-- START OF GIVEN DATA --

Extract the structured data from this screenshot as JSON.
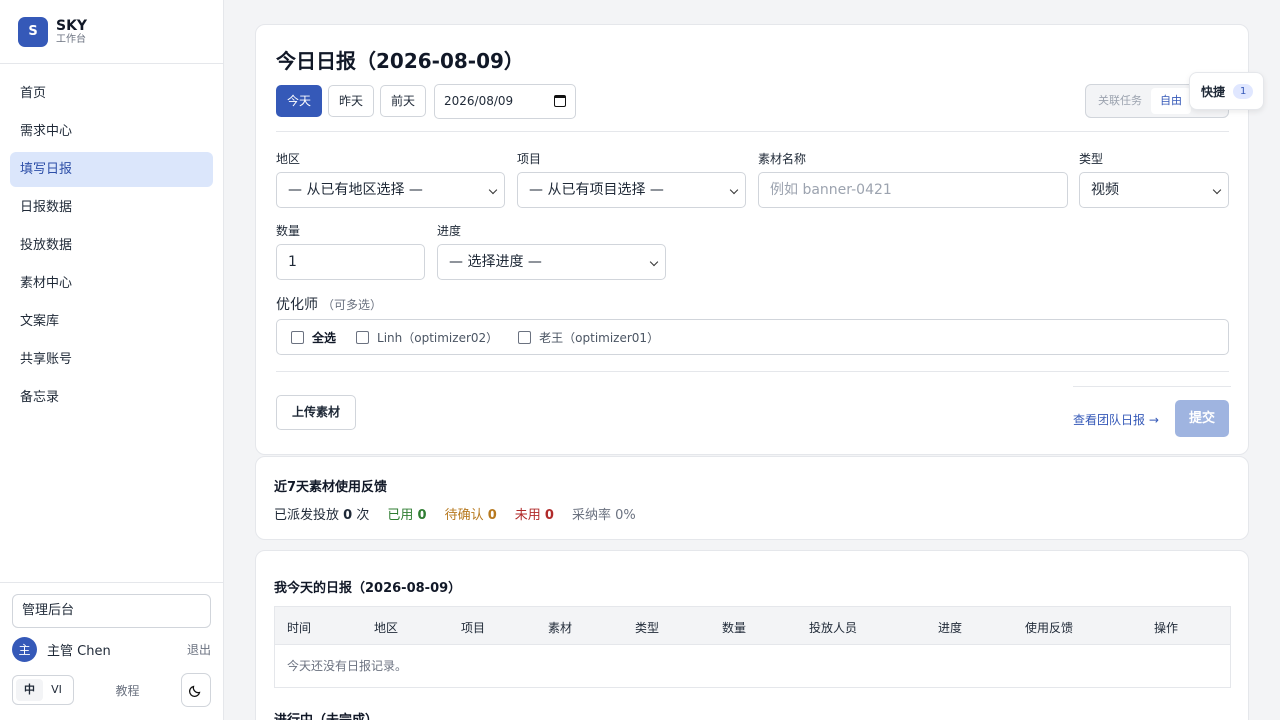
{
  "brand": {
    "logo_letter": "S",
    "name": "SKY",
    "subtitle": "工作台"
  },
  "nav": [
    {
      "label": "首页",
      "active": false
    },
    {
      "label": "需求中心",
      "active": false
    },
    {
      "label": "填写日报",
      "active": true
    },
    {
      "label": "日报数据",
      "active": false
    },
    {
      "label": "投放数据",
      "active": false
    },
    {
      "label": "素材中心",
      "active": false
    },
    {
      "label": "文案库",
      "active": false
    },
    {
      "label": "共享账号",
      "active": false
    },
    {
      "label": "备忘录",
      "active": false
    }
  ],
  "sidebar_bottom": {
    "admin_label": "管理后台",
    "user_avatar": "主",
    "user_name": "主管 Chen",
    "logout_label": "退出",
    "lang_zh": "中",
    "lang_vi": "VI",
    "tutorial_label": "教程",
    "theme_icon": "moon-icon"
  },
  "daily": {
    "title": "今日日报（2026-08-09）",
    "btn_today": "今天",
    "btn_yesterday": "昨天",
    "btn_daybefore": "前天",
    "date_value": "2026/08/09",
    "mode_linked": "关联任务",
    "mode_free": "自由",
    "labels": {
      "region": "地区",
      "project": "项目",
      "material": "素材名称",
      "type": "类型",
      "quantity": "数量",
      "progress": "进度"
    },
    "region_value": "— 从已有地区选择 —",
    "project_value": "— 从已有项目选择 —",
    "material_placeholder": "例如 banner-0421",
    "type_value": "视频",
    "quantity_value": "1",
    "progress_value": "— 选择进度 —",
    "optimizer_label": "优化师",
    "optimizer_hint": "（可多选）",
    "optimizers": [
      "全选",
      "Linh（optimizer02）",
      "老王（optimizer01）"
    ],
    "upload_label": "上传素材",
    "team_link": "查看团队日报 →",
    "submit_label": "提交"
  },
  "shortcut": {
    "label": "快捷",
    "count": "1"
  },
  "feedback": {
    "title": "近7天素材使用反馈",
    "dispatched_prefix": "已派发投放",
    "dispatched_count": "0",
    "dispatched_suffix": "次",
    "used_label": "已用",
    "used_count": "0",
    "pending_label": "待确认",
    "pending_count": "0",
    "unused_label": "未用",
    "unused_count": "0",
    "rate_label": "采纳率 0%"
  },
  "my_reports": {
    "title": "我今天的日报（2026-08-09）",
    "columns": [
      "时间",
      "地区",
      "项目",
      "素材",
      "类型",
      "数量",
      "投放人员",
      "进度",
      "使用反馈",
      "操作"
    ],
    "empty_text": "今天还没有日报记录。",
    "in_progress_title": "进行中（未完成）"
  },
  "colors": {
    "accent": "#3559b8",
    "used": "#2f7d32",
    "pending": "#b7791f",
    "unused": "#b02a2a"
  }
}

-- END OF GIVEN DATA --

GOAL: Keep every word of the data as it is when you write it out, but drop the pictures.

EXPECTED ANSWER:
Extract the structured data from this screenshot as JSON.
{
  "brand": {
    "logo_letter": "S",
    "name": "SKY",
    "subtitle": "工作台"
  },
  "nav": [
    {
      "label": "首页",
      "active": false
    },
    {
      "label": "需求中心",
      "active": false
    },
    {
      "label": "填写日报",
      "active": true
    },
    {
      "label": "日报数据",
      "active": false
    },
    {
      "label": "投放数据",
      "active": false
    },
    {
      "label": "素材中心",
      "active": false
    },
    {
      "label": "文案库",
      "active": false
    },
    {
      "label": "共享账号",
      "active": false
    },
    {
      "label": "备忘录",
      "active": false
    }
  ],
  "sidebar_bottom": {
    "admin_label": "管理后台",
    "user_avatar": "主",
    "user_name": "主管 Chen",
    "logout_label": "退出",
    "lang_zh": "中",
    "lang_vi": "VI",
    "tutorial_label": "教程",
    "theme_icon": "moon-icon"
  },
  "daily": {
    "title": "今日日报（2026-08-09）",
    "btn_today": "今天",
    "btn_yesterday": "昨天",
    "btn_daybefore": "前天",
    "date_value": "2026/08/09",
    "mode_linked": "关联任务",
    "mode_free": "自由",
    "labels": {
      "region": "地区",
      "project": "项目",
      "material": "素材名称",
      "type": "类型",
      "quantity": "数量",
      "progress": "进度"
    },
    "region_value": "— 从已有地区选择 —",
    "project_value": "— 从已有项目选择 —",
    "material_placeholder": "例如 banner-0421",
    "type_value": "视频",
    "quantity_value": "1",
    "progress_value": "— 选择进度 —",
    "optimizer_label": "优化师",
    "optimizer_hint": "（可多选）",
    "optimizers": [
      "全选",
      "Linh（optimizer02）",
      "老王（optimizer01）"
    ],
    "upload_label": "上传素材",
    "team_link": "查看团队日报 →",
    "submit_label": "提交"
  },
  "shortcut": {
    "label": "快捷",
    "count": "1"
  },
  "feedback": {
    "title": "近7天素材使用反馈",
    "dispatched_prefix": "已派发投放",
    "dispatched_count": "0",
    "dispatched_suffix": "次",
    "used_label": "已用",
    "used_count": "0",
    "pending_label": "待确认",
    "pending_count": "0",
    "unused_label": "未用",
    "unused_count": "0",
    "rate_label": "采纳率 0%"
  },
  "my_reports": {
    "title": "我今天的日报（2026-08-09）",
    "columns": [
      "时间",
      "地区",
      "项目",
      "素材",
      "类型",
      "数量",
      "投放人员",
      "进度",
      "使用反馈",
      "操作"
    ],
    "empty_text": "今天还没有日报记录。",
    "in_progress_title": "进行中（未完成）"
  },
  "colors": {
    "accent": "#3559b8",
    "used": "#2f7d32",
    "pending": "#b7791f",
    "unused": "#b02a2a"
  }
}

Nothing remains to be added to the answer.